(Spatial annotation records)
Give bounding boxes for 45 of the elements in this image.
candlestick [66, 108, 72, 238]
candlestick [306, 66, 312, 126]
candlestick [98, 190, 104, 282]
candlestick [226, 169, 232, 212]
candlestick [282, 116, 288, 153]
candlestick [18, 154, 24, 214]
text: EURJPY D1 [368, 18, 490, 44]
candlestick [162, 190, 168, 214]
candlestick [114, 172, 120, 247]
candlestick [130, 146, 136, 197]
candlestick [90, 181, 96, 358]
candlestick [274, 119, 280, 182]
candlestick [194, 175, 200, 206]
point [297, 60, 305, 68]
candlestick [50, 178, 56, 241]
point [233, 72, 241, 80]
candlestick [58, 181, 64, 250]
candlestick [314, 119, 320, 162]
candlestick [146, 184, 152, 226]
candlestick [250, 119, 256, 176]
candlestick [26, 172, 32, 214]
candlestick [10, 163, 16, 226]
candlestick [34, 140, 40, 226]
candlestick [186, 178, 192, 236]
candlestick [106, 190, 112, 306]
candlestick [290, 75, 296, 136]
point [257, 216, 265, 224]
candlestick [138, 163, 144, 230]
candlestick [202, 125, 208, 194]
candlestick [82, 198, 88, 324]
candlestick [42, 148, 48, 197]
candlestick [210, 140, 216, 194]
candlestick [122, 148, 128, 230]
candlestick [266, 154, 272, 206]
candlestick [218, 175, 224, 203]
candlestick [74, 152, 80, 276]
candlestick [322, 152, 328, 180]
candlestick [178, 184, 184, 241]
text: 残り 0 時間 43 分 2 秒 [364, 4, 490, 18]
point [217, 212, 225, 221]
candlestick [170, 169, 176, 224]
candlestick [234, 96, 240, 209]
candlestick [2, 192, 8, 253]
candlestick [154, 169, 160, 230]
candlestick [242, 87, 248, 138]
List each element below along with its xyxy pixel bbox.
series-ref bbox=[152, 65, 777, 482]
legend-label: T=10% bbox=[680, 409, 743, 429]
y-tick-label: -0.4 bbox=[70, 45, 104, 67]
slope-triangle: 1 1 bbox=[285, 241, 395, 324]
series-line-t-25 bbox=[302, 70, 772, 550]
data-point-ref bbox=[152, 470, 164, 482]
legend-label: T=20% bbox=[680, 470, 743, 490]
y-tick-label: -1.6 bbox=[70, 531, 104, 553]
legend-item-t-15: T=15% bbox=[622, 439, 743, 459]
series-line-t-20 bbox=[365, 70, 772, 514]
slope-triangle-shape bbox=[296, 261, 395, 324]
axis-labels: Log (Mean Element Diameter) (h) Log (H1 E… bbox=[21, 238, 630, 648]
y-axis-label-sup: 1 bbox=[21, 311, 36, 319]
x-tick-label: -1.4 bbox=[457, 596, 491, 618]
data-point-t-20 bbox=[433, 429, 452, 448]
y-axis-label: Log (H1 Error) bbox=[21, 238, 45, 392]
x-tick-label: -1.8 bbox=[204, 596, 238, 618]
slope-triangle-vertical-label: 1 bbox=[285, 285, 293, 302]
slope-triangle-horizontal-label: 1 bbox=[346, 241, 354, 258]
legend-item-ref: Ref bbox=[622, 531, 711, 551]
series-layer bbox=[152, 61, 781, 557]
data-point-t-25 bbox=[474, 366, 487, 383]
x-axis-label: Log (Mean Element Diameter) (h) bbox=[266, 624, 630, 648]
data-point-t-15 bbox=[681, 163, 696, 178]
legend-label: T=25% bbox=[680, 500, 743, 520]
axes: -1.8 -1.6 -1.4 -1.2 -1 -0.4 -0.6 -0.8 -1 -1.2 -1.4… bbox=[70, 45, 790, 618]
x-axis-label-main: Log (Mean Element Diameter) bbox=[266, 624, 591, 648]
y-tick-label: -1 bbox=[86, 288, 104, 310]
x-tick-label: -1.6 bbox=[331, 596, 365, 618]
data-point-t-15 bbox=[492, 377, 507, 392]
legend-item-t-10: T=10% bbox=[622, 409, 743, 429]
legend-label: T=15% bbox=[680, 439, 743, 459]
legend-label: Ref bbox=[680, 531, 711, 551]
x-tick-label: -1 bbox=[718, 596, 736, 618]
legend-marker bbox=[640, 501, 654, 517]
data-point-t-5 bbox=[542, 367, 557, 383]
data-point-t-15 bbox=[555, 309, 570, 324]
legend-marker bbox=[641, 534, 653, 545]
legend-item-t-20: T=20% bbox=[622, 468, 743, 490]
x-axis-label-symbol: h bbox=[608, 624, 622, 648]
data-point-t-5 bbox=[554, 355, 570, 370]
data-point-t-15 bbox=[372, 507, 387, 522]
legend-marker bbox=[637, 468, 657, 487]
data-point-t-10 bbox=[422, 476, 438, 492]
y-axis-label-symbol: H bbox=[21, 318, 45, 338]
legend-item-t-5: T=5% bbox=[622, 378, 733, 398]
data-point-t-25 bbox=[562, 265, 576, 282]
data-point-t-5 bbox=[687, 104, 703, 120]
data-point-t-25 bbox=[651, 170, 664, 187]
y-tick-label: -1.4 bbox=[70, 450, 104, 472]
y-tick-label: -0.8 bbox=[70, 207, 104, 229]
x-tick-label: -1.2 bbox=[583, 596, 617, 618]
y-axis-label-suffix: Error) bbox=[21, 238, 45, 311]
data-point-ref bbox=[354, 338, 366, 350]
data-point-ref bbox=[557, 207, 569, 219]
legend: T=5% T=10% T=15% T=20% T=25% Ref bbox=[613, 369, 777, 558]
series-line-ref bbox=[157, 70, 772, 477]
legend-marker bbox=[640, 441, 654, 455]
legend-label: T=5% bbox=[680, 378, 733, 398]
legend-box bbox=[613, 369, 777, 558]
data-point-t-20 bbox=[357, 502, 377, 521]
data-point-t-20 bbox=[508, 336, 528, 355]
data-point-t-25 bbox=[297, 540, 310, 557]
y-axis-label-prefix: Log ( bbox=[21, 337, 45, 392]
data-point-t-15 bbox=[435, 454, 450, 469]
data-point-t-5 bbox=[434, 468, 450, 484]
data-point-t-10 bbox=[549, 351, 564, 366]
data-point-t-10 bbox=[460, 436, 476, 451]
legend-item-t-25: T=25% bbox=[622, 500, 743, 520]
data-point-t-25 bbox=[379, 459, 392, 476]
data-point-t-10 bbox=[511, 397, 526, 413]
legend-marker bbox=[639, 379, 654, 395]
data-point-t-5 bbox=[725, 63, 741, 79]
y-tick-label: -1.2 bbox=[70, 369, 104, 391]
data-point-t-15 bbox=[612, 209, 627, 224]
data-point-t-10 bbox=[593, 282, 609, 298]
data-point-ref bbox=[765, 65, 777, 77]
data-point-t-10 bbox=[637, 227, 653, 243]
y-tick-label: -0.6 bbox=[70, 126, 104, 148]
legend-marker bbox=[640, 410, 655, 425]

**GIVEN EXERCISE**
Please recast every line of the records above as a Markdown table with two columns, "No." for the row number and "Entry" for the line, leaving out blank lines.

**EXPECTED ANSWER**
| No. | Entry |
|---|---|
| 1 | Give bounding boxes for 45 of the elements in this image. |
| 2 | candlestick [66, 108, 72, 238] |
| 3 | candlestick [306, 66, 312, 126] |
| 4 | candlestick [98, 190, 104, 282] |
| 5 | candlestick [226, 169, 232, 212] |
| 6 | candlestick [282, 116, 288, 153] |
| 7 | candlestick [18, 154, 24, 214] |
| 8 | text: EURJPY D1 [368, 18, 490, 44] |
| 9 | candlestick [162, 190, 168, 214] |
| 10 | candlestick [114, 172, 120, 247] |
| 11 | candlestick [130, 146, 136, 197] |
| 12 | candlestick [90, 181, 96, 358] |
| 13 | candlestick [274, 119, 280, 182] |
| 14 | candlestick [194, 175, 200, 206] |
| 15 | point [297, 60, 305, 68] |
| 16 | candlestick [50, 178, 56, 241] |
| 17 | point [233, 72, 241, 80] |
| 18 | candlestick [58, 181, 64, 250] |
| 19 | candlestick [314, 119, 320, 162] |
| 20 | candlestick [146, 184, 152, 226] |
| 21 | candlestick [250, 119, 256, 176] |
| 22 | candlestick [26, 172, 32, 214] |
| 23 | candlestick [10, 163, 16, 226] |
| 24 | candlestick [34, 140, 40, 226] |
| 25 | candlestick [186, 178, 192, 236] |
| 26 | candlestick [106, 190, 112, 306] |
| 27 | candlestick [290, 75, 296, 136] |
| 28 | point [257, 216, 265, 224] |
| 29 | candlestick [138, 163, 144, 230] |
| 30 | candlestick [202, 125, 208, 194] |
| 31 | candlestick [82, 198, 88, 324] |
| 32 | candlestick [42, 148, 48, 197] |
| 33 | candlestick [210, 140, 216, 194] |
| 34 | candlestick [122, 148, 128, 230] |
| 35 | candlestick [266, 154, 272, 206] |
| 36 | candlestick [218, 175, 224, 203] |
| 37 | candlestick [74, 152, 80, 276] |
| 38 | candlestick [322, 152, 328, 180] |
| 39 | candlestick [178, 184, 184, 241] |
| 40 | text: 残り 0 時間 43 分 2 秒 [364, 4, 490, 18] |
| 41 | point [217, 212, 225, 221] |
| 42 | candlestick [170, 169, 176, 224] |
| 43 | candlestick [234, 96, 240, 209] |
| 44 | candlestick [2, 192, 8, 253] |
| 45 | candlestick [154, 169, 160, 230] |
| 46 | candlestick [242, 87, 248, 138] |
| 47 | List each element below along with its xyxy pixel bbox. |
| 48 | series-ref bbox=[152, 65, 777, 482] |
| 49 | legend-label: T=10% bbox=[680, 409, 743, 429] |
| 50 | y-tick-label: -0.4 bbox=[70, 45, 104, 67] |
| 51 | slope-triangle: 1 1 bbox=[285, 241, 395, 324] |
| 52 | series-line-t-25 bbox=[302, 70, 772, 550] |
| 53 | data-point-ref bbox=[152, 470, 164, 482] |
| 54 | legend-label: T=20% bbox=[680, 470, 743, 490] |
| 55 | y-tick-label: -1.6 bbox=[70, 531, 104, 553] |
| 56 | legend-item-t-15: T=15% bbox=[622, 439, 743, 459] |
| 57 | series-line-t-20 bbox=[365, 70, 772, 514] |
| 58 | slope-triangle-shape bbox=[296, 261, 395, 324] |
| 59 | axis-labels: Log (Mean Element Diameter) (h) Log (H1 E… bbox=[21, 238, 630, 648] |
| 60 | y-axis-label-sup: 1 bbox=[21, 311, 36, 319] |
| 61 | x-tick-label: -1.4 bbox=[457, 596, 491, 618] |
| 62 | data-point-t-20 bbox=[433, 429, 452, 448] |
| 63 | y-axis-label: Log (H1 Error) bbox=[21, 238, 45, 392] |
| 64 | x-tick-label: -1.8 bbox=[204, 596, 238, 618] |
| 65 | slope-triangle-vertical-label: 1 bbox=[285, 285, 293, 302] |
| 66 | slope-triangle-horizontal-label: 1 bbox=[346, 241, 354, 258] |
| 67 | legend-item-ref: Ref bbox=[622, 531, 711, 551] |
| 68 | series-layer bbox=[152, 61, 781, 557] |
| 69 | data-point-t-25 bbox=[474, 366, 487, 383] |
| 70 | x-axis-label: Log (Mean Element Diameter) (h) bbox=[266, 624, 630, 648] |
| 71 | data-point-t-15 bbox=[681, 163, 696, 178] |
| 72 | legend-label: T=25% bbox=[680, 500, 743, 520] |
| 73 | axes: -1.8 -1.6 -1.4 -1.2 -1 -0.4 -0.6 -0.8 -1 -1.2 -1.4… bbox=[70, 45, 790, 618] |
| 74 | x-axis-label-main: Log (Mean Element Diameter) bbox=[266, 624, 591, 648] |
| 75 | y-tick-label: -1 bbox=[86, 288, 104, 310] |
| 76 | x-tick-label: -1.6 bbox=[331, 596, 365, 618] |
| 77 | data-point-t-15 bbox=[492, 377, 507, 392] |
| 78 | legend-item-t-10: T=10% bbox=[622, 409, 743, 429] |
| 79 | legend-label: T=15% bbox=[680, 439, 743, 459] |
| 80 | legend-label: Ref bbox=[680, 531, 711, 551] |
| 81 | x-tick-label: -1 bbox=[718, 596, 736, 618] |
| 82 | legend-marker bbox=[640, 501, 654, 517] |
| 83 | data-point-t-5 bbox=[542, 367, 557, 383] |
| 84 | data-point-t-15 bbox=[555, 309, 570, 324] |
| 85 | legend-marker bbox=[641, 534, 653, 545] |
| 86 | legend-item-t-20: T=20% bbox=[622, 468, 743, 490] |
| 87 | x-axis-label-symbol: h bbox=[608, 624, 622, 648] |
| 88 | data-point-t-5 bbox=[554, 355, 570, 370] |
| 89 | data-point-t-15 bbox=[372, 507, 387, 522] |
| 90 | legend-marker bbox=[637, 468, 657, 487] |
| 91 | data-point-t-10 bbox=[422, 476, 438, 492] |
| 92 | y-axis-label-symbol: H bbox=[21, 318, 45, 338] |
| 93 | legend-item-t-5: T=5% bbox=[622, 378, 733, 398] |
| 94 | data-point-t-25 bbox=[562, 265, 576, 282] |
| 95 | data-point-t-5 bbox=[687, 104, 703, 120] |
| 96 | data-point-t-25 bbox=[651, 170, 664, 187] |
| 97 | y-tick-label: -1.4 bbox=[70, 450, 104, 472] |
| 98 | y-tick-label: -0.8 bbox=[70, 207, 104, 229] |
| 99 | x-tick-label: -1.2 bbox=[583, 596, 617, 618] |
| 100 | y-axis-label-suffix: Error) bbox=[21, 238, 45, 311] |
| 101 | data-point-ref bbox=[354, 338, 366, 350] |
| 102 | data-point-ref bbox=[557, 207, 569, 219] |
| 103 | legend: T=5% T=10% T=15% T=20% T=25% Ref bbox=[613, 369, 777, 558] |
| 104 | series-line-ref bbox=[157, 70, 772, 477] |
| 105 | legend-marker bbox=[640, 441, 654, 455] |
| 106 | legend-label: T=5% bbox=[680, 378, 733, 398] |
| 107 | legend-box bbox=[613, 369, 777, 558] |
| 108 | data-point-t-20 bbox=[357, 502, 377, 521] |
| 109 | data-point-t-20 bbox=[508, 336, 528, 355] |
| 110 | data-point-t-25 bbox=[297, 540, 310, 557] |
| 111 | y-axis-label-prefix: Log ( bbox=[21, 337, 45, 392] |
| 112 | data-point-t-15 bbox=[435, 454, 450, 469] |
| 113 | data-point-t-5 bbox=[434, 468, 450, 484] |
| 114 | data-point-t-10 bbox=[549, 351, 564, 366] |
| 115 | data-point-t-10 bbox=[460, 436, 476, 451] |
| 116 | legend-item-t-25: T=25% bbox=[622, 500, 743, 520] |
| 117 | data-point-t-25 bbox=[379, 459, 392, 476] |
| 118 | data-point-t-10 bbox=[511, 397, 526, 413] |
| 119 | legend-marker bbox=[639, 379, 654, 395] |
| 120 | data-point-t-5 bbox=[725, 63, 741, 79] |
| 121 | y-tick-label: -1.2 bbox=[70, 369, 104, 391] |
| 122 | data-point-t-15 bbox=[612, 209, 627, 224] |
| 123 | data-point-t-10 bbox=[593, 282, 609, 298] |
| 124 | data-point-ref bbox=[765, 65, 777, 77] |
| 125 | data-point-t-10 bbox=[637, 227, 653, 243] |
| 126 | y-tick-label: -0.6 bbox=[70, 126, 104, 148] |
| 127 | legend-marker bbox=[640, 410, 655, 425] |